-- INPUT DATA start --

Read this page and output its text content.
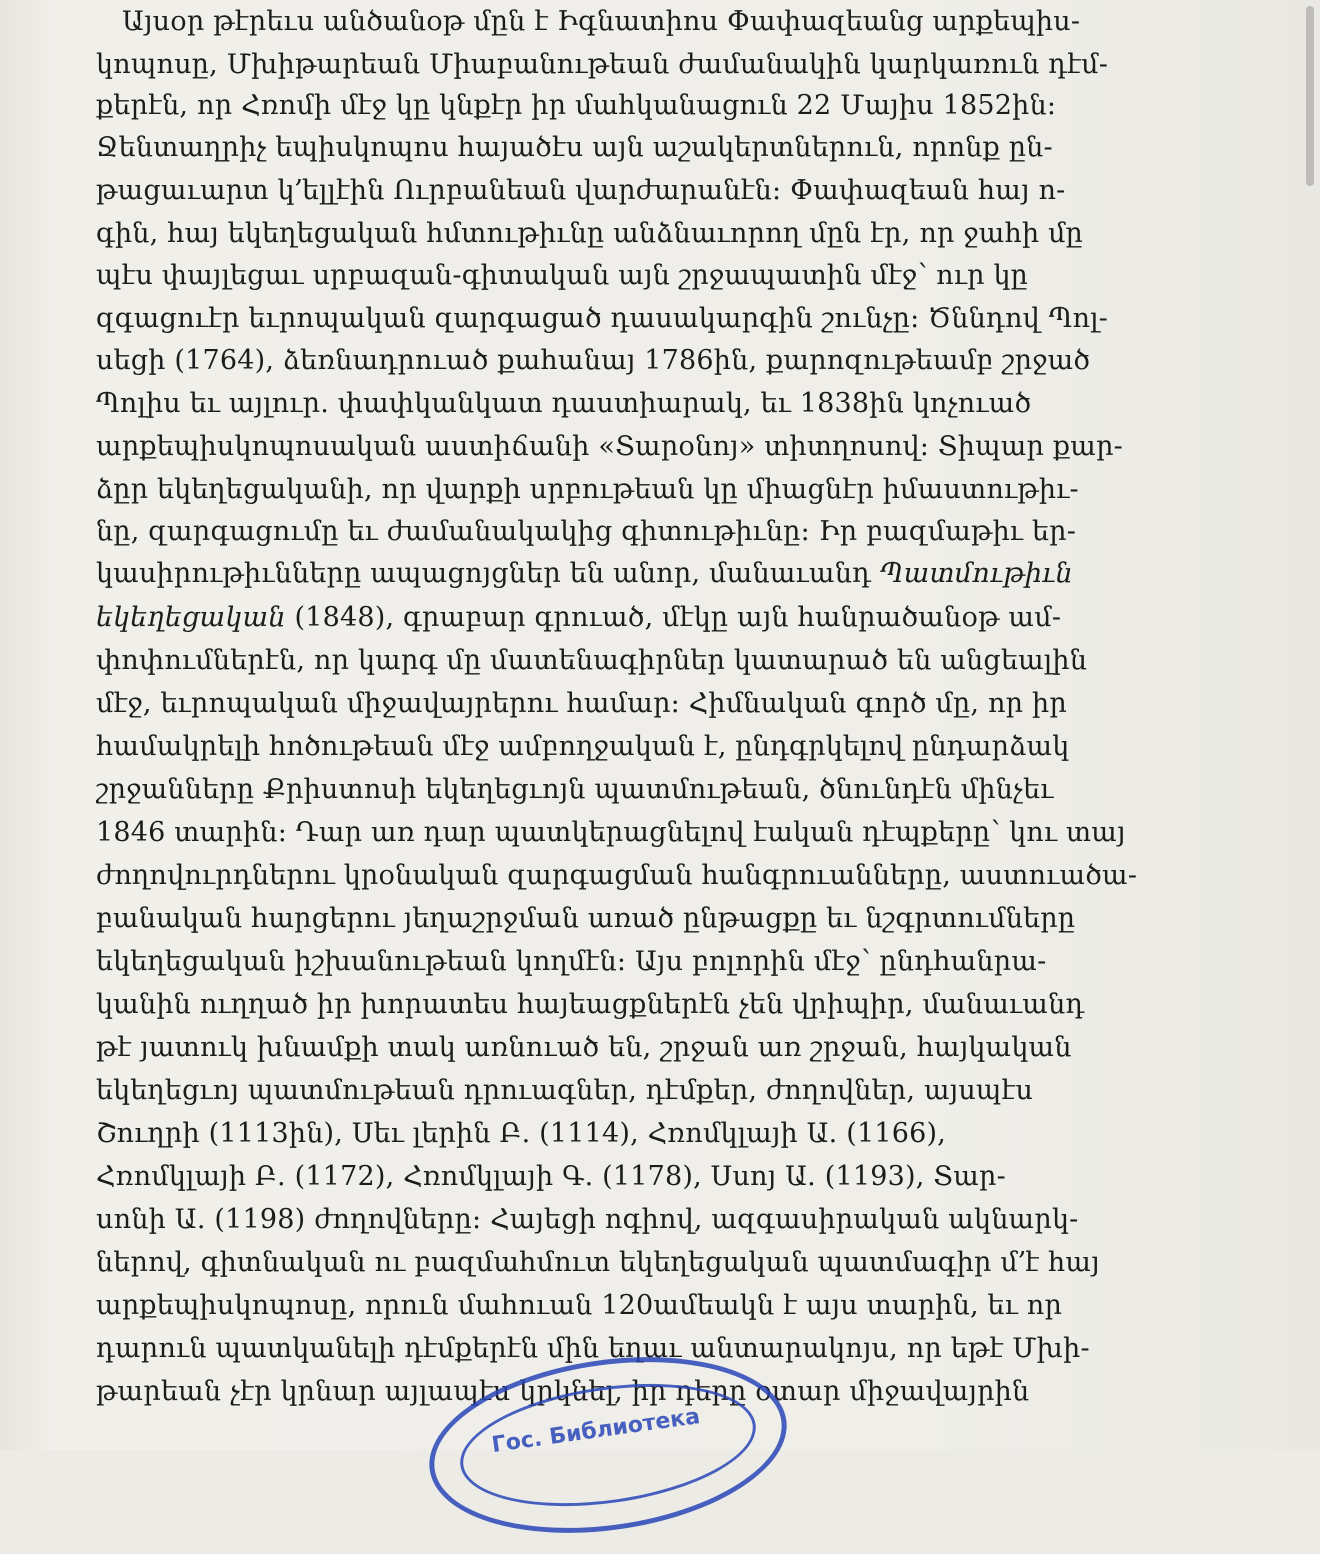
Այսօր թէրեւս անծանօթ մըն է Իգնատիոս Փափազեանց արքեպիս-
կոպոսը, Մխիթարեան Միաբանութեան ժամանակին կարկառուն դէմ-
քերէն, որ Հռոմի մէջ կը կնքէր իր մահկանացուն 22 Մայիս 1852ին:
Ջենտաղրիչ եպիսկոպոս հայածէս այն աշակերտներուն, որոնք ըն-
թացաւարտ կ՚ելլէին Ուրբանեան վարժարանէն: Փափազեան հայ ո-
գին, հայ եկեղեցական հմտութիւնը անձնաւորող մըն էր, որ ջահի մը
պէս փայլեցաւ սրբազան-գիտական այն շրջապատին մէջ՝ ուր կը
զգացուէր եւրոպական զարգացած դասակարգին շունչը: Ծննդով Պոլ-
սեցի (1764), ձեռնադրուած քահանայ 1786ին, քարոզութեամբ շրջած
Պոլիս եւ այլուր. փափկանկատ դաստիարակ, եւ 1838ին կոչուած
արքեպիսկոպոսական աստիճանի «Տարօնոյ» տիտղոսով: Տիպար քար-
ձըր եկեղեցականի, որ վարքի սրբութեան կը միացնէր իմաստութիւ-
նը, զարգացումը եւ ժամանակակից գիտութիւնը: Իր բազմաթիւ եր-
կասիրութիւնները ապացոյցներ են անոր, մանաւանդ Պատմութիւն
եկեղեցական (1848), գրաբար գրուած, մէկը այն հանրածանօթ ամ-
փոփումներէն, որ կարգ մը մատենագիրներ կատարած են անցեալին
մէջ, եւրոպական միջավայրերու համար: Հիմնական գործ մը, որ իր
համակրելի հոծութեան մէջ ամբողջական է, ընդգրկելով ընդարձակ
շրջանները Քրիստոսի եկեղեցւոյն պատմութեան, ծնունդէն մինչեւ
1846 տարին: Դար առ դար պատկերացնելով էական դէպքերը՝ կու տայ
ժողովուրդներու կրօնական զարգացման հանգրուանները, աստուածա-
բանական հարցերու յեղաշրջման առած ընթացքը եւ նշգրտումները
եկեղեցական իշխանութեան կողմէն: Այս բոլորին մէջ՝ ընդհանրա-
կանին ուղղած իր խորատես հայեացքներէն չեն վրիպիր, մանաւանդ
թէ յատուկ խնամքի տակ առնուած են, շրջան առ շրջան, հայկական
եկեղեցւոյ պատմութեան դրուագներ, դէմքեր, ժողովներ, այսպէս
Շուղրի (1113ին), Սեւ լերին Բ. (1114), Հռոմկլայի Ա. (1166),
Հռոմկլայի Բ. (1172), Հռոմկլայի Գ. (1178), Սսոյ Ա. (1193), Տար-
սոնի Ա. (1198) ժողովները: Հայեցի ոգիով, ազգասիրական ակնարկ-
ներով, գիտնական ու բազմահմուտ եկեղեցական պատմագիր մ՚է հայ
արքեպիսկոպոսը, որուն մահուան 120ամեակն է այս տարին, եւ որ
դարուն պատկանելի դէմքերէն մին եղաւ անտարակոյս, որ եթէ Մխի-
թարեան չէր կրնար այլապէս կրկնել, իր դերը օտար միջավայրին
Гос. Библиотека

-- INPUT DATA end --

> WHAT NEEDS TO BE DONE
Every record is to be reproduced exactly, with no pictures included.

> CORRECT ANSWER
Read this page and output its text content.
Այսօր թէրեւս անծանօթ մըն է Իգնատիոս Փափազեանց արքեպիս-
կոպոսը, Մխիթարեան Միաբանութեան ժամանակին կարկառուն դէմ-
քերէն, որ Հռոմի մէջ կը կնքէր իր մահկանացուն 22 Մայիս 1852ին:
Ջենտաղրիչ եպիսկոպոս հայածէս այն աշակերտներուն, որոնք ըն-
թացաւարտ կ՚ելլէին Ուրբանեան վարժարանէն: Փափազեան հայ ո-
գին, հայ եկեղեցական հմտութիւնը անձնաւորող մըն էր, որ ջահի մը
պէս փայլեցաւ սրբազան-գիտական այն շրջապատին մէջ՝ ուր կը
զգացուէր եւրոպական զարգացած դասակարգին շունչը: Ծննդով Պոլ-
սեցի (1764), ձեռնադրուած քահանայ 1786ին, քարոզութեամբ շրջած
Պոլիս եւ այլուր. փափկանկատ դաստիարակ, եւ 1838ին կոչուած
արքեպիսկոպոսական աստիճանի «Տարօնոյ» տիտղոսով: Տիպար քար-
ձըր եկեղեցականի, որ վարքի սրբութեան կը միացնէր իմաստութիւ-
նը, զարգացումը եւ ժամանակակից գիտութիւնը: Իր բազմաթիւ եր-
կասիրութիւնները ապացոյցներ են անոր, մանաւանդ Պատմութիւն
եկեղեցական (1848), գրաբար գրուած, մէկը այն հանրածանօթ ամ-
փոփումներէն, որ կարգ մը մատենագիրներ կատարած են անցեալին
մէջ, եւրոպական միջավայրերու համար: Հիմնական գործ մը, որ իր
համակրելի հոծութեան մէջ ամբողջական է, ընդգրկելով ընդարձակ
շրջանները Քրիստոսի եկեղեցւոյն պատմութեան, ծնունդէն մինչեւ
1846 տարին: Դար առ դար պատկերացնելով էական դէպքերը՝ կու տայ
ժողովուրդներու կրօնական զարգացման հանգրուանները, աստուածա-
բանական հարցերու յեղաշրջման առած ընթացքը եւ նշգրտումները
եկեղեցական իշխանութեան կողմէն: Այս բոլորին մէջ՝ ընդհանրա-
կանին ուղղած իր խորատես հայեացքներէն չեն վրիպիր, մանաւանդ
թէ յատուկ խնամքի տակ առնուած են, շրջան առ շրջան, հայկական
եկեղեցւոյ պատմութեան դրուագներ, դէմքեր, ժողովներ, այսպէս
Շուղրի (1113ին), Սեւ լերին Բ. (1114), Հռոմկլայի Ա. (1166),
Հռոմկլայի Բ. (1172), Հռոմկլայի Գ. (1178), Սսոյ Ա. (1193), Տար-
սոնի Ա. (1198) ժողովները: Հայեցի ոգիով, ազգասիրական ակնարկ-
ներով, գիտնական ու բազմահմուտ եկեղեցական պատմագիր մ՚է հայ
արքեպիսկոպոսը, որուն մահուան 120ամեակն է այս տարին, եւ որ
դարուն պատկանելի դէմքերէն մին եղաւ անտարակոյս, որ եթէ Մխի-
թարեան չէր կրնար այլապէս կրկնել, իր դերը օտար միջավայրին
Гос. Библиотека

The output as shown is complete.